■ Description of the task ■
Print the data exactly as it is given, please.

☆ ☆ ☆ ☆ ☆

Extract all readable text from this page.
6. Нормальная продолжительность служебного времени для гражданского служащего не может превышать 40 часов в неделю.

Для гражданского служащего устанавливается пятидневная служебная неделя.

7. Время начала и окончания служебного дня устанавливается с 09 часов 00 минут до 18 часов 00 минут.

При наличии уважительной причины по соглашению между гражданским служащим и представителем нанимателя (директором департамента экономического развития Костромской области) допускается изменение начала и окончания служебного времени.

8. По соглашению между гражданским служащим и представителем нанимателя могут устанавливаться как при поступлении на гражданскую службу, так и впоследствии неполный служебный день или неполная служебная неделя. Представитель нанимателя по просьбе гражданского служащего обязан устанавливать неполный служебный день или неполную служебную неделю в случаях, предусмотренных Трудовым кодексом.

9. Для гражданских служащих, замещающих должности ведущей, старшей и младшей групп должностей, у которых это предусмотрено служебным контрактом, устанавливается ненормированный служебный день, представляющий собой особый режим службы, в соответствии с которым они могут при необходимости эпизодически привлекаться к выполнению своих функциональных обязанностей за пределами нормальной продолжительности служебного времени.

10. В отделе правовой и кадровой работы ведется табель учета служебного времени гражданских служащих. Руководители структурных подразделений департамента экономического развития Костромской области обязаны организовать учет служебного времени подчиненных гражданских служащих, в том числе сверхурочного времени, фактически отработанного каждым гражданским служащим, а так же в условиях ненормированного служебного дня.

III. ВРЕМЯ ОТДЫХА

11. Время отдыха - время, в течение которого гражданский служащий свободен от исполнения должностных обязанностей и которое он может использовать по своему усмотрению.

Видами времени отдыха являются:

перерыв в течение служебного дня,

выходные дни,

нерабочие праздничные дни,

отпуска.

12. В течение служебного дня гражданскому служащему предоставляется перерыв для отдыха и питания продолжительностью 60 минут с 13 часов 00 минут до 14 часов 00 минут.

☆ ☆ ☆ ☆ ☆

■ Problem solution ■
Extract all readable text from this page.
6. Нормальная продолжительность служебного времени для гражданского служащего не может превышать 40 часов в неделю.

Для гражданского служащего устанавливается пятидневная служебная неделя.

7. Время начала и окончания служебного дня устанавливается с 09 часов 00 минут до 18 часов 00 минут.

При наличии уважительной причины по соглашению между гражданским служащим и представителем нанимателя (директором департамента экономического развития Костромской области) допускается изменение начала и окончания служебного времени.

8. По соглашению между гражданским служащим и представителем нанимателя могут устанавливаться как при поступлении на гражданскую службу, так и впоследствии неполный служебный день или неполная служебная неделя. Представитель нанимателя по просьбе гражданского служащего обязан устанавливать неполный служебный день или неполную служебную неделю в случаях, предусмотренных Трудовым кодексом.

9. Для гражданских служащих, замещающих должности ведущей, старшей и младшей групп должностей, у которых это предусмотрено служебным контрактом, устанавливается ненормированный служебный день, представляющий собой особый режим службы, в соответствии с которым они могут при необходимости эпизодически привлекаться к выполнению своих функциональных обязанностей за пределами нормальной продолжительности служебного времени.

10. В отделе правовой и кадровой работы ведется табель учета служебного времени гражданских служащих. Руководители структурных подразделений департамента экономического развития Костромской области обязаны организовать учет служебного времени подчиненных гражданских служащих, в том числе сверхурочного времени, фактически отработанного каждым гражданским служащим, а так же в условиях ненормированного служебного дня.

III. ВРЕМЯ ОТДЫХА

11. Время отдыха - время, в течение которого гражданский служащий свободен от исполнения должностных обязанностей и которое он может использовать по своему усмотрению.

Видами времени отдыха являются:

перерыв в течение служебного дня,

выходные дни,

нерабочие праздничные дни,

отпуска.

12. В течение служебного дня гражданскому служащему предоставляется перерыв для отдыха и питания продолжительностью 60 минут с 13 часов 00 минут до 14 часов 00 минут.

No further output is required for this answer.